* _ENTRIES SUPPLIED_:

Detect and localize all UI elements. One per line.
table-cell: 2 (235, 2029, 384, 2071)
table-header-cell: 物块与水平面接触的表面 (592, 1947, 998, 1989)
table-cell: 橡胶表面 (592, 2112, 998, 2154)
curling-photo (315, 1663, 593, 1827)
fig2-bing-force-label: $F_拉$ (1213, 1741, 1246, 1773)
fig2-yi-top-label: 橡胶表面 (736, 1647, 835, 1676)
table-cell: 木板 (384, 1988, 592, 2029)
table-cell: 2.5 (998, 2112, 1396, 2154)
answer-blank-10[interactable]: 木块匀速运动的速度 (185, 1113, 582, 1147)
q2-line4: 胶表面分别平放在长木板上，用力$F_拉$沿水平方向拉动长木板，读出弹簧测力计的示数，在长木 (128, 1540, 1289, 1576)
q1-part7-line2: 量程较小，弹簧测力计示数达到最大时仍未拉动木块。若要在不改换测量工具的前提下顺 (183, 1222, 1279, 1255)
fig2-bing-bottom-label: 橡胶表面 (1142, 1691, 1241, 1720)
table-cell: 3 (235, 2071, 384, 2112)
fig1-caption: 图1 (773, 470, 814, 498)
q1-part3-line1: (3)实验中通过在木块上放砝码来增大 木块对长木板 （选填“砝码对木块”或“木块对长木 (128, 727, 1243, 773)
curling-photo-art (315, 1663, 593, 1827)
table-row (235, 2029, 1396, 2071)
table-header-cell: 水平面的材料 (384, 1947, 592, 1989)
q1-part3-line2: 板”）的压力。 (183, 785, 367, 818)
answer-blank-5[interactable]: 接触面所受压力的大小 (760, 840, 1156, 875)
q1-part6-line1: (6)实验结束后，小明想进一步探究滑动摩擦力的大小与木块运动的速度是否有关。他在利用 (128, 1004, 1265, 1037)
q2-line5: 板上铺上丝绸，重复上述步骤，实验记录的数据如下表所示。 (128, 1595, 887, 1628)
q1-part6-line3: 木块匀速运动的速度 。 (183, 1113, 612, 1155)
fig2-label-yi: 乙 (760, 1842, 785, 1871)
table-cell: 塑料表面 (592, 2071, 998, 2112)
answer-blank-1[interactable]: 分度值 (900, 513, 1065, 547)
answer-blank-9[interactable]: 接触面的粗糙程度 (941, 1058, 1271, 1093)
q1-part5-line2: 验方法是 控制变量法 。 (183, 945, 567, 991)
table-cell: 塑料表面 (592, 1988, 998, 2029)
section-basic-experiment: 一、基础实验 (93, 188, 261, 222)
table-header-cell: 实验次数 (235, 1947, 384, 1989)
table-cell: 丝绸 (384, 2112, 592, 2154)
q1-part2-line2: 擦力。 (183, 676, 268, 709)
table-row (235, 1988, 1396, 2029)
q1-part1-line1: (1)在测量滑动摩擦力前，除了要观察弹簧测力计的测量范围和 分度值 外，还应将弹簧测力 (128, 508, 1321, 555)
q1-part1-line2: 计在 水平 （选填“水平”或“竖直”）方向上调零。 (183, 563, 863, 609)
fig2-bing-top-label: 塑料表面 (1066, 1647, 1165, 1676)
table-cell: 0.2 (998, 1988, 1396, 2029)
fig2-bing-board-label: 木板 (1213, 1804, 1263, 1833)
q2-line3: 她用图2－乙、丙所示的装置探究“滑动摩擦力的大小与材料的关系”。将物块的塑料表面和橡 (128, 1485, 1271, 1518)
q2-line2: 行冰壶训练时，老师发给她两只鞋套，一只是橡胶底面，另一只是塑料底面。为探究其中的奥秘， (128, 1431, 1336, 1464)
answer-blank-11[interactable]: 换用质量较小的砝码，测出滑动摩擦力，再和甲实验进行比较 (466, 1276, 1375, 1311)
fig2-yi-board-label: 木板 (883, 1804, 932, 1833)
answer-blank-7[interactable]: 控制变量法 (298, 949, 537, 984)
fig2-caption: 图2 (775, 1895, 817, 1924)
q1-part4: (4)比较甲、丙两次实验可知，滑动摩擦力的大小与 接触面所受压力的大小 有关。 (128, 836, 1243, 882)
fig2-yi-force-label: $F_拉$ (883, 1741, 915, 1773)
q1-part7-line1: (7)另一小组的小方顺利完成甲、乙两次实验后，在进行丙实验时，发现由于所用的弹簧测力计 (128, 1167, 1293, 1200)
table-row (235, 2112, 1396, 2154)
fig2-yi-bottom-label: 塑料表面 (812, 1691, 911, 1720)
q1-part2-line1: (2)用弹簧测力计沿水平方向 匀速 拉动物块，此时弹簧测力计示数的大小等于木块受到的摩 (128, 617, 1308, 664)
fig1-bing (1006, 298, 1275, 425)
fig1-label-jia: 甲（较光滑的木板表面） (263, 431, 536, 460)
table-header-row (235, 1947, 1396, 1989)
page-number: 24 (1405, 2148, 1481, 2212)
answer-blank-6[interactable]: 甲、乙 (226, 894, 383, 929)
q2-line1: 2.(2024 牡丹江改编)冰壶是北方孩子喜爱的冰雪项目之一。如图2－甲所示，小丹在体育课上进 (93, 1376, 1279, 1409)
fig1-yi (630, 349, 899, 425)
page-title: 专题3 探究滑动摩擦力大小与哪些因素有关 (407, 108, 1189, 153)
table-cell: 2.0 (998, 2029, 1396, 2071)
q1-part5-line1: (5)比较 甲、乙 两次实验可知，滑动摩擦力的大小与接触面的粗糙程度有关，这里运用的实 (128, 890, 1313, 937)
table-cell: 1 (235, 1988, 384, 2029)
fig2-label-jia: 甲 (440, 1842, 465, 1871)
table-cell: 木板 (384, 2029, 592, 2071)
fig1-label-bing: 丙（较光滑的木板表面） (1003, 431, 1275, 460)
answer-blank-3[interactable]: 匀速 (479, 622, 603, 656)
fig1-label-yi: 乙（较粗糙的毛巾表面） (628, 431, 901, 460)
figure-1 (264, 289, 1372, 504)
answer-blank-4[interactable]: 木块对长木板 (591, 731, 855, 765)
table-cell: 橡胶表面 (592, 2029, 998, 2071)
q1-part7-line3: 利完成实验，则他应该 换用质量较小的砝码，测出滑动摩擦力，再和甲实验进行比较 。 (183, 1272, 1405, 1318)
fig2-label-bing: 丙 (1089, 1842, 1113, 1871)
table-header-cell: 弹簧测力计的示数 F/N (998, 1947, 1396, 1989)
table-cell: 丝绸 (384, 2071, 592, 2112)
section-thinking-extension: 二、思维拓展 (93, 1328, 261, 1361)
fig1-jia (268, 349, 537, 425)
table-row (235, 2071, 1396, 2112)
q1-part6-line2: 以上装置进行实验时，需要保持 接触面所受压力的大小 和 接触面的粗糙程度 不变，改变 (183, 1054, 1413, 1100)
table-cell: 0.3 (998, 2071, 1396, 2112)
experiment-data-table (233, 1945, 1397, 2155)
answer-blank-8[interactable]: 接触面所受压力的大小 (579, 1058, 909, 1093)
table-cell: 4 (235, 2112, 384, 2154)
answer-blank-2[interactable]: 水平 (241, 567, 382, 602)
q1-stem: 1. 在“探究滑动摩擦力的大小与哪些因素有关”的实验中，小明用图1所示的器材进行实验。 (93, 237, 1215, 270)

* _WHAT YOU WILL DO_: Set down every row above again, character for character, with no changes.

* _RESULT FOR THIS TASK_:
Detect and localize all UI elements. One per line.
table-cell: 2 (235, 2029, 384, 2071)
table-header-cell: 物块与水平面接触的表面 (592, 1947, 998, 1989)
table-cell: 橡胶表面 (592, 2112, 998, 2154)
curling-photo (315, 1663, 593, 1827)
fig2-bing-force-label: $F_拉$ (1213, 1741, 1246, 1773)
fig2-yi-top-label: 橡胶表面 (736, 1647, 835, 1676)
table-cell: 木板 (384, 1988, 592, 2029)
table-cell: 2.5 (998, 2112, 1396, 2154)
answer-blank-10[interactable]: 木块匀速运动的速度 (185, 1113, 582, 1147)
q2-line4: 胶表面分别平放在长木板上，用力$F_拉$沿水平方向拉动长木板，读出弹簧测力计的示数，在长木 (128, 1540, 1289, 1576)
q1-part7-line2: 量程较小，弹簧测力计示数达到最大时仍未拉动木块。若要在不改换测量工具的前提下顺 (183, 1222, 1279, 1255)
fig2-bing-bottom-label: 橡胶表面 (1142, 1691, 1241, 1720)
table-cell: 3 (235, 2071, 384, 2112)
fig1-caption: 图1 (773, 470, 814, 498)
q1-part3-line1: (3)实验中通过在木块上放砝码来增大 木块对长木板 （选填“砝码对木块”或“木块对长木 (128, 727, 1243, 773)
curling-photo-art (315, 1663, 593, 1827)
table-row (235, 2029, 1396, 2071)
table-header-cell: 水平面的材料 (384, 1947, 592, 1989)
q1-part3-line2: 板”）的压力。 (183, 785, 367, 818)
answer-blank-5[interactable]: 接触面所受压力的大小 (760, 840, 1156, 875)
q1-part6-line1: (6)实验结束后，小明想进一步探究滑动摩擦力的大小与木块运动的速度是否有关。他在利用 (128, 1004, 1265, 1037)
q2-line5: 板上铺上丝绸，重复上述步骤，实验记录的数据如下表所示。 (128, 1595, 887, 1628)
q1-part6-line3: 木块匀速运动的速度 。 (183, 1113, 612, 1155)
fig2-label-yi: 乙 (760, 1842, 785, 1871)
table-cell: 塑料表面 (592, 2071, 998, 2112)
answer-blank-1[interactable]: 分度值 (900, 513, 1065, 547)
answer-blank-9[interactable]: 接触面的粗糙程度 (941, 1058, 1271, 1093)
q1-part5-line2: 验方法是 控制变量法 。 (183, 945, 567, 991)
table-cell: 塑料表面 (592, 1988, 998, 2029)
section-basic-experiment: 一、基础实验 (93, 188, 261, 222)
table-header-cell: 实验次数 (235, 1947, 384, 1989)
table-cell: 丝绸 (384, 2112, 592, 2154)
q1-part2-line2: 擦力。 (183, 676, 268, 709)
table-row (235, 1988, 1396, 2029)
q1-part1-line1: (1)在测量滑动摩擦力前，除了要观察弹簧测力计的测量范围和 分度值 外，还应将弹簧测力 (128, 508, 1321, 555)
q1-part1-line2: 计在 水平 （选填“水平”或“竖直”）方向上调零。 (183, 563, 863, 609)
fig2-bing-top-label: 塑料表面 (1066, 1647, 1165, 1676)
table-cell: 0.2 (998, 1988, 1396, 2029)
fig2-bing-board-label: 木板 (1213, 1804, 1263, 1833)
q2-line3: 她用图2－乙、丙所示的装置探究“滑动摩擦力的大小与材料的关系”。将物块的塑料表面和橡 (128, 1485, 1271, 1518)
q2-line2: 行冰壶训练时，老师发给她两只鞋套，一只是橡胶底面，另一只是塑料底面。为探究其中的奥秘， (128, 1431, 1336, 1464)
answer-blank-11[interactable]: 换用质量较小的砝码，测出滑动摩擦力，再和甲实验进行比较 (466, 1276, 1375, 1311)
fig2-yi-board-label: 木板 (883, 1804, 932, 1833)
answer-blank-7[interactable]: 控制变量法 (298, 949, 537, 984)
fig2-caption: 图2 (775, 1895, 817, 1924)
q1-part4: (4)比较甲、丙两次实验可知，滑动摩擦力的大小与 接触面所受压力的大小 有关。 (128, 836, 1243, 882)
fig2-yi-force-label: $F_拉$ (883, 1741, 915, 1773)
q1-part7-line1: (7)另一小组的小方顺利完成甲、乙两次实验后，在进行丙实验时，发现由于所用的弹簧测力计 (128, 1167, 1293, 1200)
table-row (235, 2112, 1396, 2154)
fig2-yi-bottom-label: 塑料表面 (812, 1691, 911, 1720)
q1-part2-line1: (2)用弹簧测力计沿水平方向 匀速 拉动物块，此时弹簧测力计示数的大小等于木块受到的摩 (128, 617, 1308, 664)
fig1-bing (1006, 298, 1275, 425)
fig1-label-jia: 甲（较光滑的木板表面） (263, 431, 536, 460)
table-header-row (235, 1947, 1396, 1989)
page-number: 24 (1405, 2148, 1481, 2212)
answer-blank-6[interactable]: 甲、乙 (226, 894, 383, 929)
q2-line1: 2.(2024 牡丹江改编)冰壶是北方孩子喜爱的冰雪项目之一。如图2－甲所示，小丹在体育课上进 (93, 1376, 1279, 1409)
fig1-yi (630, 349, 899, 425)
page-title: 专题3 探究滑动摩擦力大小与哪些因素有关 (407, 108, 1189, 153)
table-cell: 2.0 (998, 2029, 1396, 2071)
q1-part5-line1: (5)比较 甲、乙 两次实验可知，滑动摩擦力的大小与接触面的粗糙程度有关，这里运用的实 (128, 890, 1313, 937)
table-cell: 1 (235, 1988, 384, 2029)
fig2-label-jia: 甲 (440, 1842, 465, 1871)
table-cell: 木板 (384, 2029, 592, 2071)
fig1-label-bing: 丙（较光滑的木板表面） (1003, 431, 1275, 460)
answer-blank-3[interactable]: 匀速 (479, 622, 603, 656)
fig1-label-yi: 乙（较粗糙的毛巾表面） (628, 431, 901, 460)
figure-1 (264, 289, 1372, 504)
answer-blank-4[interactable]: 木块对长木板 (591, 731, 855, 765)
table-cell: 橡胶表面 (592, 2029, 998, 2071)
q1-part7-line3: 利完成实验，则他应该 换用质量较小的砝码，测出滑动摩擦力，再和甲实验进行比较 。 (183, 1272, 1405, 1318)
fig2-label-bing: 丙 (1089, 1842, 1113, 1871)
table-header-cell: 弹簧测力计的示数 F/N (998, 1947, 1396, 1989)
table-cell: 丝绸 (384, 2071, 592, 2112)
section-thinking-extension: 二、思维拓展 (93, 1328, 261, 1361)
fig1-jia (268, 349, 537, 425)
table-row (235, 2071, 1396, 2112)
q1-part6-line2: 以上装置进行实验时，需要保持 接触面所受压力的大小 和 接触面的粗糙程度 不变，改变 (183, 1054, 1413, 1100)
table-cell: 0.3 (998, 2071, 1396, 2112)
experiment-data-table (233, 1945, 1397, 2155)
answer-blank-8[interactable]: 接触面所受压力的大小 (579, 1058, 909, 1093)
table-cell: 4 (235, 2112, 384, 2154)
answer-blank-2[interactable]: 水平 (241, 567, 382, 602)
q1-stem: 1. 在“探究滑动摩擦力的大小与哪些因素有关”的实验中，小明用图1所示的器材进行实验。 (93, 237, 1215, 270)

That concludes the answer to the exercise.